» **Collected data entries**

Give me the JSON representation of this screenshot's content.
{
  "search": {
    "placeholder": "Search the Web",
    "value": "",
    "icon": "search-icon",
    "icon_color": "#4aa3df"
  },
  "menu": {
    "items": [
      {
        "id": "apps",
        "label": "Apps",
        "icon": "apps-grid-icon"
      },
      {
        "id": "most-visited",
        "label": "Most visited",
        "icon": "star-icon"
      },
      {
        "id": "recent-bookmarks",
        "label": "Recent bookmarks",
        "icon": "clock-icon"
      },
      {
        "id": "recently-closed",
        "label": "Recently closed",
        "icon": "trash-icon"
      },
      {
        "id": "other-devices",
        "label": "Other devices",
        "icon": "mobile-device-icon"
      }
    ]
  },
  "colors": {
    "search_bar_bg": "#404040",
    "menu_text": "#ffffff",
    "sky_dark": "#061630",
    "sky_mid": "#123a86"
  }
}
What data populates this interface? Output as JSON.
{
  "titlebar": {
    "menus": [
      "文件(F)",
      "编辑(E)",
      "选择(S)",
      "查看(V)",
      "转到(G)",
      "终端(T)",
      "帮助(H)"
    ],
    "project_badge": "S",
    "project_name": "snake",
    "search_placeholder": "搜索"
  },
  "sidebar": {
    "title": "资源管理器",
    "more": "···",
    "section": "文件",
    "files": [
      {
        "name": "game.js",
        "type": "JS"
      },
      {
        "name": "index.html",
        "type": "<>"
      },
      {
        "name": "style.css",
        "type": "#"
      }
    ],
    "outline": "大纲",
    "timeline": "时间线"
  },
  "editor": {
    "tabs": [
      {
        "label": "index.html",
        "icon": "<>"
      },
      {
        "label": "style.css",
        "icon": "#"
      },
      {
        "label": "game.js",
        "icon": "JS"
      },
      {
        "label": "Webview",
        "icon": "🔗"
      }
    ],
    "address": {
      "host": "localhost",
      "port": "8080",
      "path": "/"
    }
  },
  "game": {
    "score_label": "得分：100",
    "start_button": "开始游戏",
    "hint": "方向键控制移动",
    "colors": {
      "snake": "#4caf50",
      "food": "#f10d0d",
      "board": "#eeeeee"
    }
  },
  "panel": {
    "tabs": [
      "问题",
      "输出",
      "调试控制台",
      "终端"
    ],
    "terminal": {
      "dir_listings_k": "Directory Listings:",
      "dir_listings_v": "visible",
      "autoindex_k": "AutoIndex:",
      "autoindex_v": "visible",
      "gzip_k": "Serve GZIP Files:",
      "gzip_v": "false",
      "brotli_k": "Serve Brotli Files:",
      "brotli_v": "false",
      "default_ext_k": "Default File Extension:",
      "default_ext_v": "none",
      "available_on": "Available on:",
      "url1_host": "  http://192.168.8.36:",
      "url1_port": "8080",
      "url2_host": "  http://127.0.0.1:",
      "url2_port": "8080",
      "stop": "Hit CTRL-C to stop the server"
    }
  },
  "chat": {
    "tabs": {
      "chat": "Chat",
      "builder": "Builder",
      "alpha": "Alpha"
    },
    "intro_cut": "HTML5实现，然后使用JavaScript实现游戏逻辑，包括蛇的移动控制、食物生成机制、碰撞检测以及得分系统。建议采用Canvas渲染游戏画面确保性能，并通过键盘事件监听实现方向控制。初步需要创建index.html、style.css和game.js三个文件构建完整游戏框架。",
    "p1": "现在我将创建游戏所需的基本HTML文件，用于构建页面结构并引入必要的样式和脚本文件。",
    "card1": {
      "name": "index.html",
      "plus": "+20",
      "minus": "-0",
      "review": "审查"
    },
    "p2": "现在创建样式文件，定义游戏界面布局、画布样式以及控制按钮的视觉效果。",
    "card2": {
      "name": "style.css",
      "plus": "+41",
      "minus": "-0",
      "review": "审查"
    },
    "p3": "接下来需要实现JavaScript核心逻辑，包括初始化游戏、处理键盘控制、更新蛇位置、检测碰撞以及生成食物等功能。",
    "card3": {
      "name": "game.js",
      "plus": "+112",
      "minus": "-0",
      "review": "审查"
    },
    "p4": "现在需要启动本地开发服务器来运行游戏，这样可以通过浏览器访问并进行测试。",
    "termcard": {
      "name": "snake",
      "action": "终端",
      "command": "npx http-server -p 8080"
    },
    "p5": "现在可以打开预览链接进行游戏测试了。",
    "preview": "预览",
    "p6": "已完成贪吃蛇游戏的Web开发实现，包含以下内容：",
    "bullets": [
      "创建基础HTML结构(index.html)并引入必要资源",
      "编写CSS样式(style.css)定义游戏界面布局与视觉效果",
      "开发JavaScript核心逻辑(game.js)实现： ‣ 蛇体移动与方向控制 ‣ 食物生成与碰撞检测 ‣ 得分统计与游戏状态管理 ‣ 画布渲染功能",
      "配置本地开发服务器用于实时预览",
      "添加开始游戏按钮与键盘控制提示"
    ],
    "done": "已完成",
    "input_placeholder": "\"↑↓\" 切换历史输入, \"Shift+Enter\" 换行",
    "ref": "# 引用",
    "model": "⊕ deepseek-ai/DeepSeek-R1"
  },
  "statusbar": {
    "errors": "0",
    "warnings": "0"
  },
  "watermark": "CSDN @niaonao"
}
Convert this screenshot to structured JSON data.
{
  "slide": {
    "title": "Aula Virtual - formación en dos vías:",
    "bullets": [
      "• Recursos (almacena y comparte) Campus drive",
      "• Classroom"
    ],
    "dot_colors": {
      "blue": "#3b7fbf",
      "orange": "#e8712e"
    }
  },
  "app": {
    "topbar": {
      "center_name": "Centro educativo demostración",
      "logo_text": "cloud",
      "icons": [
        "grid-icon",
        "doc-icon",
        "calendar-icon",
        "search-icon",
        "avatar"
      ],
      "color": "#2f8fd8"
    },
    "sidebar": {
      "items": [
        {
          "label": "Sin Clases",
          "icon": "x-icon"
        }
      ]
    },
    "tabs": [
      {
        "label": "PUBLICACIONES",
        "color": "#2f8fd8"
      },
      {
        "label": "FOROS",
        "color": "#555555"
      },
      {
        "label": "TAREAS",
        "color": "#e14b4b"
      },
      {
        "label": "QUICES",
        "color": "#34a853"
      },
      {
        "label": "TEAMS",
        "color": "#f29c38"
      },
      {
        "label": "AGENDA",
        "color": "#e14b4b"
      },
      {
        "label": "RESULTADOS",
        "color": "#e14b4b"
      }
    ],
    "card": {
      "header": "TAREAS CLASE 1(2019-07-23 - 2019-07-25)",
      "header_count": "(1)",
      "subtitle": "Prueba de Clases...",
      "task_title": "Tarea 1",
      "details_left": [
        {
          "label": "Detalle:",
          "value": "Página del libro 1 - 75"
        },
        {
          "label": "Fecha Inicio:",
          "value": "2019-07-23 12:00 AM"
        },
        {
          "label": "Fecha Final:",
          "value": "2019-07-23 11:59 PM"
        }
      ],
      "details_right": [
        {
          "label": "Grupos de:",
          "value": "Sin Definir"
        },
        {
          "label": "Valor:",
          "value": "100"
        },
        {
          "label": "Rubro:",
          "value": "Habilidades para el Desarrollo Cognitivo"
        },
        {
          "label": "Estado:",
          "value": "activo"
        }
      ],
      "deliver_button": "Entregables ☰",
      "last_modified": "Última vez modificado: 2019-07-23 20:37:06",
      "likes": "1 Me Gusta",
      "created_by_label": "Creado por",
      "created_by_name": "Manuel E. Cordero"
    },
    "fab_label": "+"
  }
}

» **Task description**
Report how many lines in the listing above include the word "style". Give nothing but the number.

» **Written solution**
5